▶ **Set problem**:
Which lines below hold the word "title"? Report each one.

▶ **Supplied material**:
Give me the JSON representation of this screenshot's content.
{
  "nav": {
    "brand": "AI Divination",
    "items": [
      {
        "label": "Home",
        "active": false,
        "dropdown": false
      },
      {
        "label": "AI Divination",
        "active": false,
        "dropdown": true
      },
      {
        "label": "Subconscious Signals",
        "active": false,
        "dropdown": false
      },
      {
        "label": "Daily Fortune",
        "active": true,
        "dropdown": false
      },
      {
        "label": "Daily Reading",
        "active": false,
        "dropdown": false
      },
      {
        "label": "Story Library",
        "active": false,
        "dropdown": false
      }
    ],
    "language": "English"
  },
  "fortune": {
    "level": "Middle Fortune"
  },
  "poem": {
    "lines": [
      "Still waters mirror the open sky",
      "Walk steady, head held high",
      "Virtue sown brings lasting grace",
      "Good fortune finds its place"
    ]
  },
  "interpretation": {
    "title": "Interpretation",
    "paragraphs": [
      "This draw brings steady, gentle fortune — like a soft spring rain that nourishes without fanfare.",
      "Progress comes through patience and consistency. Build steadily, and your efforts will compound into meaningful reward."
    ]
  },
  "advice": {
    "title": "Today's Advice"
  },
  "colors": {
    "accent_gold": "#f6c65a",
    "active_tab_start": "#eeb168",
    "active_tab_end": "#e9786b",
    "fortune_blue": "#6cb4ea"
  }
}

▶ **Output for this exercise**:
    "title": "Interpretation",
    "title": "Today's Advice"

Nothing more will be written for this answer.